■ **Short problem**:
Return every record below exactly as written, omitting any pictures.

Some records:
^^^^^^^^^^^^^^^^
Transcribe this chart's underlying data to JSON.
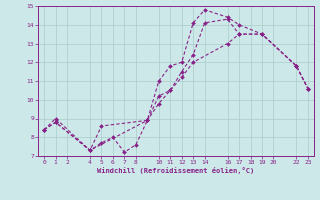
{
  "xlabel": "Windchill (Refroidissement éolien,°C)",
  "background_color": "#cce8e8",
  "line_color": "#882288",
  "grid_color": "#aacccc",
  "xlim": [
    -0.5,
    23.5
  ],
  "ylim": [
    7,
    15
  ],
  "xticks": [
    0,
    1,
    2,
    4,
    5,
    6,
    7,
    8,
    10,
    11,
    12,
    13,
    14,
    16,
    17,
    18,
    19,
    20,
    22,
    23
  ],
  "yticks": [
    7,
    8,
    9,
    10,
    11,
    12,
    13,
    14,
    15
  ],
  "series": [
    {
      "x": [
        0,
        1,
        4,
        5,
        9,
        10,
        11,
        12,
        13,
        14,
        16,
        17,
        19,
        22,
        23
      ],
      "y": [
        8.4,
        8.8,
        7.3,
        8.6,
        8.9,
        11.0,
        11.8,
        12.0,
        14.1,
        14.8,
        14.4,
        14.0,
        13.5,
        11.8,
        10.6
      ]
    },
    {
      "x": [
        0,
        1,
        4,
        5,
        6,
        7,
        8,
        9,
        10,
        11,
        12,
        13,
        14,
        16,
        17,
        19,
        22,
        23
      ],
      "y": [
        8.4,
        9.0,
        7.3,
        7.7,
        8.0,
        7.2,
        7.6,
        8.9,
        10.2,
        10.5,
        11.5,
        12.4,
        14.1,
        14.3,
        13.5,
        13.5,
        11.8,
        10.6
      ]
    },
    {
      "x": [
        0,
        1,
        4,
        9,
        10,
        11,
        12,
        13,
        16,
        17,
        19,
        22,
        23
      ],
      "y": [
        8.4,
        8.8,
        7.3,
        8.9,
        9.8,
        10.5,
        11.2,
        12.0,
        13.0,
        13.5,
        13.5,
        11.8,
        10.6
      ]
    }
  ]
}
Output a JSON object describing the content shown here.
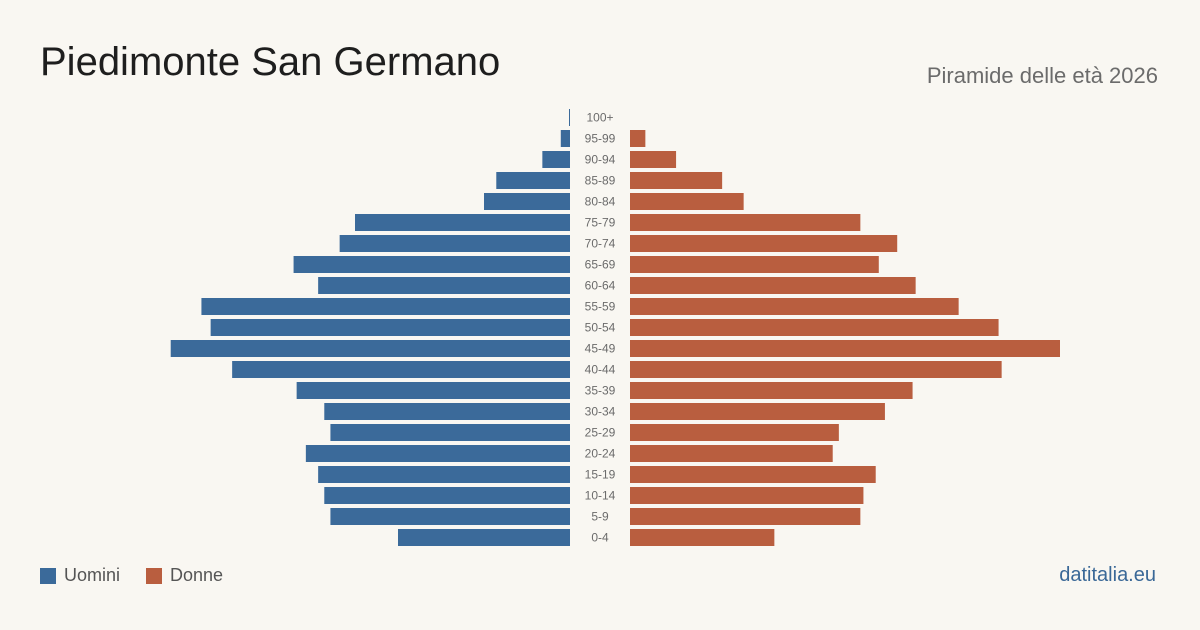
{
  "title": "Piedimonte  San Germano",
  "subtitle": "Piramide delle età 2026",
  "source": "datitalia.eu",
  "colors": {
    "men": "#3b6a9a",
    "women": "#b95e3f",
    "background": "#f9f7f2"
  },
  "legend": [
    {
      "label": "Uomini",
      "color": "#3b6a9a"
    },
    {
      "label": "Donne",
      "color": "#b95e3f"
    }
  ],
  "chart_data": {
    "type": "bar",
    "orientation": "horizontal-pyramid",
    "categories": [
      "100+",
      "95-99",
      "90-94",
      "85-89",
      "80-84",
      "75-79",
      "70-74",
      "65-69",
      "60-64",
      "55-59",
      "50-54",
      "45-49",
      "40-44",
      "35-39",
      "30-34",
      "25-29",
      "20-24",
      "15-19",
      "10-14",
      "5-9",
      "0-4"
    ],
    "series": [
      {
        "name": "Uomini",
        "values": [
          0.3,
          3,
          9,
          24,
          28,
          70,
          75,
          90,
          82,
          120,
          117,
          130,
          110,
          89,
          80,
          78,
          86,
          82,
          80,
          78,
          56
        ]
      },
      {
        "name": "Donne",
        "values": [
          0,
          5,
          15,
          30,
          37,
          75,
          87,
          81,
          93,
          107,
          120,
          140,
          121,
          92,
          83,
          68,
          66,
          80,
          76,
          75,
          47
        ]
      }
    ],
    "xmax": 140,
    "grid": false,
    "legend_position": "bottom-left"
  }
}
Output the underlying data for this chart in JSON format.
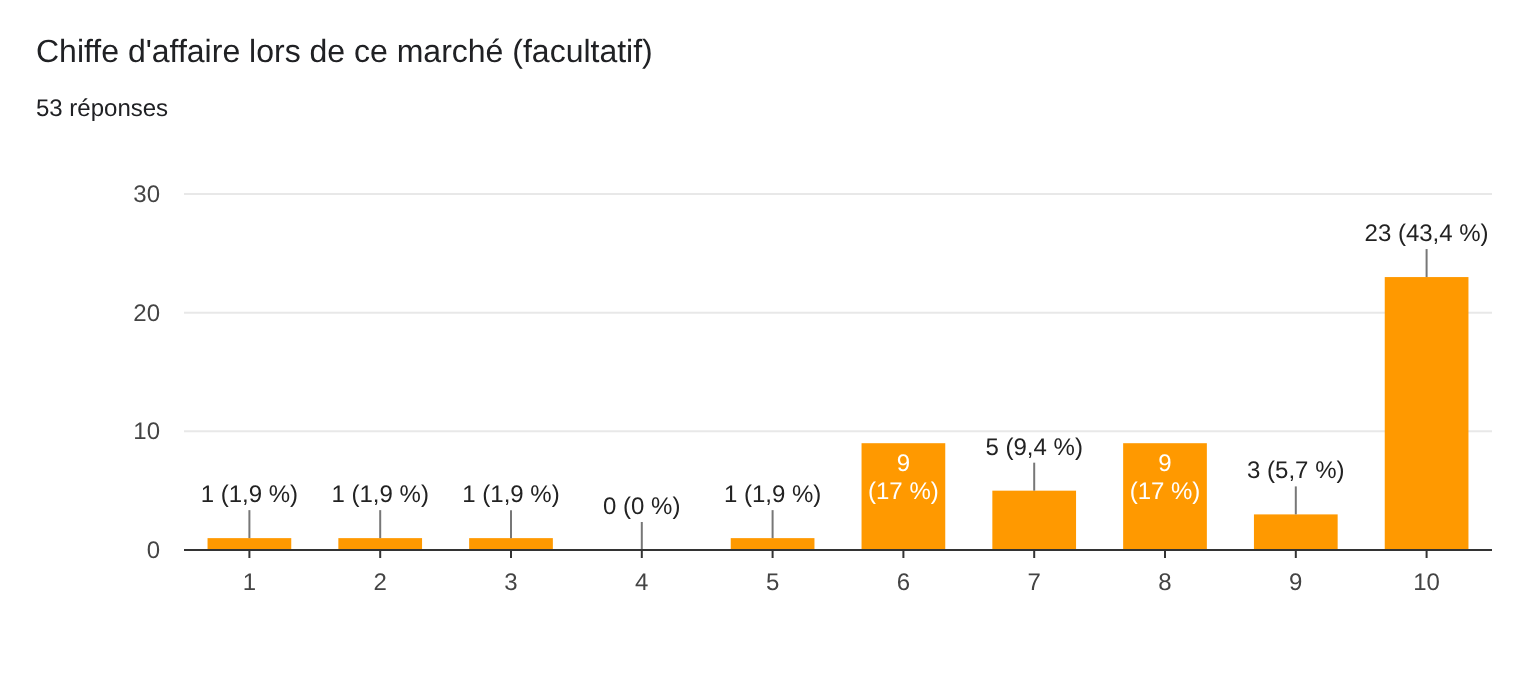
^^^^^^^^^^^^^^^^
■ **Task response**:
Transcribe this chart's underlying data to JSON.
{
  "xlabel": "Windchill (Refroidissement éolien,°C)",
  "background_color": "#cce8e8",
  "line_color": "#882288",
  "grid_color": "#aacccc",
  "xlim": [
    -0.5,
    23.5
  ],
  "ylim": [
    7,
    15
  ],
  "xticks": [
    0,
    1,
    2,
    4,
    5,
    6,
    7,
    8,
    10,
    11,
    12,
    13,
    14,
    16,
    17,
    18,
    19,
    20,
    22,
    23
  ],
  "yticks": [
    7,
    8,
    9,
    10,
    11,
    12,
    13,
    14,
    15
  ],
  "series": [
    {
      "x": [
        0,
        1,
        4,
        5,
        9,
        10,
        11,
        12,
        13,
        14,
        16,
        17,
        19,
        22,
        23
      ],
      "y": [
        8.4,
        8.8,
        7.3,
        8.6,
        8.9,
        11.0,
        11.8,
        12.0,
        14.1,
        14.8,
        14.4,
        14.0,
        13.5,
        11.8,
        10.6
      ]
    },
    {
      "x": [
        0,
        1,
        4,
        5,
        6,
        7,
        8,
        9,
        10,
        11,
        12,
        13,
        14,
        16,
        17,
        19,
        22,
        23
      ],
      "y": [
        8.4,
        9.0,
        7.3,
        7.7,
        8.0,
        7.2,
        7.6,
        8.9,
        10.2,
        10.5,
        11.5,
        12.4,
        14.1,
        14.3,
        13.5,
        13.5,
        11.8,
        10.6
      ]
    },
    {
      "x": [
        0,
        1,
        4,
        9,
        10,
        11,
        12,
        13,
        16,
        17,
        19,
        22,
        23
      ],
      "y": [
        8.4,
        8.8,
        7.3,
        8.9,
        9.8,
        10.5,
        11.2,
        12.0,
        13.0,
        13.5,
        13.5,
        11.8,
        10.6
      ]
    }
  ]
}
Output a JSON object describing the content shown here.
{
  "title": "Piedimonte  San Germano",
  "subtitle": "Piramide delle età 2026",
  "source": "datitalia.eu",
  "colors": {
    "men": "#3b6a9a",
    "women": "#b95e3f",
    "background": "#f9f7f2"
  },
  "legend": [
    {
      "label": "Uomini",
      "color": "#3b6a9a"
    },
    {
      "label": "Donne",
      "color": "#b95e3f"
    }
  ],
  "chart_data": {
    "type": "bar",
    "orientation": "horizontal-pyramid",
    "categories": [
      "100+",
      "95-99",
      "90-94",
      "85-89",
      "80-84",
      "75-79",
      "70-74",
      "65-69",
      "60-64",
      "55-59",
      "50-54",
      "45-49",
      "40-44",
      "35-39",
      "30-34",
      "25-29",
      "20-24",
      "15-19",
      "10-14",
      "5-9",
      "0-4"
    ],
    "series": [
      {
        "name": "Uomini",
        "values": [
          0.3,
          3,
          9,
          24,
          28,
          70,
          75,
          90,
          82,
          120,
          117,
          130,
          110,
          89,
          80,
          78,
          86,
          82,
          80,
          78,
          56
        ]
      },
      {
        "name": "Donne",
        "values": [
          0,
          5,
          15,
          30,
          37,
          75,
          87,
          81,
          93,
          107,
          120,
          140,
          121,
          92,
          83,
          68,
          66,
          80,
          76,
          75,
          47
        ]
      }
    ],
    "xmax": 140,
    "grid": false,
    "legend_position": "bottom-left"
  }
}
Output the underlying data for this chart in JSON format.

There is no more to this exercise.